TO DO »
Every line that holds the string "三维效果" is to be identified and copied.

EXTRACTED DATA »
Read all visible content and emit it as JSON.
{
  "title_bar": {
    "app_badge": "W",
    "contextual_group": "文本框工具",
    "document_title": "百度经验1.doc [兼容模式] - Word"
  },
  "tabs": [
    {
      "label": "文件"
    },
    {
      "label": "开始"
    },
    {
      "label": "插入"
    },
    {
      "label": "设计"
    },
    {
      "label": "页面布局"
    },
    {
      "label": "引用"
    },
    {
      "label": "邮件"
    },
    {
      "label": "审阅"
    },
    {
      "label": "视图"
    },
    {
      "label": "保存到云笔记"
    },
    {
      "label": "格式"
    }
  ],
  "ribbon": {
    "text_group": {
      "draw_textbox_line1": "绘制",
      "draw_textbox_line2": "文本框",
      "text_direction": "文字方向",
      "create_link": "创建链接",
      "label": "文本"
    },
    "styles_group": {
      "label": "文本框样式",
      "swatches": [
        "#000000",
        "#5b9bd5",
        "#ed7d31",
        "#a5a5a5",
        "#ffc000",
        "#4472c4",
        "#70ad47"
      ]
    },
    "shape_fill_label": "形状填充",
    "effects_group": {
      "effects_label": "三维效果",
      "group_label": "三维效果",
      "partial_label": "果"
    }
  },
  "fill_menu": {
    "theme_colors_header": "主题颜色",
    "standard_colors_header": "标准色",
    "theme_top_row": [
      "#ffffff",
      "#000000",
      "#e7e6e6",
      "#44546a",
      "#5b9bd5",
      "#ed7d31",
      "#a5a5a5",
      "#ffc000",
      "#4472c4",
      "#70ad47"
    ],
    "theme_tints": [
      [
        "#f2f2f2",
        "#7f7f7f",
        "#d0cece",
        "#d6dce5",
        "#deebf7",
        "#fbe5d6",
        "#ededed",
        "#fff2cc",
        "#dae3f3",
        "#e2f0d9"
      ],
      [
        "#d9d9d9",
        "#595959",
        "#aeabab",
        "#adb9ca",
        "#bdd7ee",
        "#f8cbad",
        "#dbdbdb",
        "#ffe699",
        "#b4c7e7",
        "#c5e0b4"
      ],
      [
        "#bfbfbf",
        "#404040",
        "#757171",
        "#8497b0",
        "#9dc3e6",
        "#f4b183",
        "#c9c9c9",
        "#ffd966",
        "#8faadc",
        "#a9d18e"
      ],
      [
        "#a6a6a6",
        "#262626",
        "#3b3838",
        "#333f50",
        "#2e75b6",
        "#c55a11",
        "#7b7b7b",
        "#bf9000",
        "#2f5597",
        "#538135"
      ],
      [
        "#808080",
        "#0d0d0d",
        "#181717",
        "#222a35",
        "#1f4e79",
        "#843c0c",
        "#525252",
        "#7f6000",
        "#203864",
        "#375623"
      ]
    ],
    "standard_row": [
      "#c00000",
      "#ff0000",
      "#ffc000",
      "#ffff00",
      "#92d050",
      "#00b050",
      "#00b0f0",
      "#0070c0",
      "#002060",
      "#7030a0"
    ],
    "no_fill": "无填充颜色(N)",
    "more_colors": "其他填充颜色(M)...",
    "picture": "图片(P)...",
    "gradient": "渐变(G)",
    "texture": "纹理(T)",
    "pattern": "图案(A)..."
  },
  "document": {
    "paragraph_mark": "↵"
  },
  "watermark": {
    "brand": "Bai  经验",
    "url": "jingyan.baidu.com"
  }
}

RESULT BELOW »
      "effects_label": "三维效果",
      "group_label": "三维效果",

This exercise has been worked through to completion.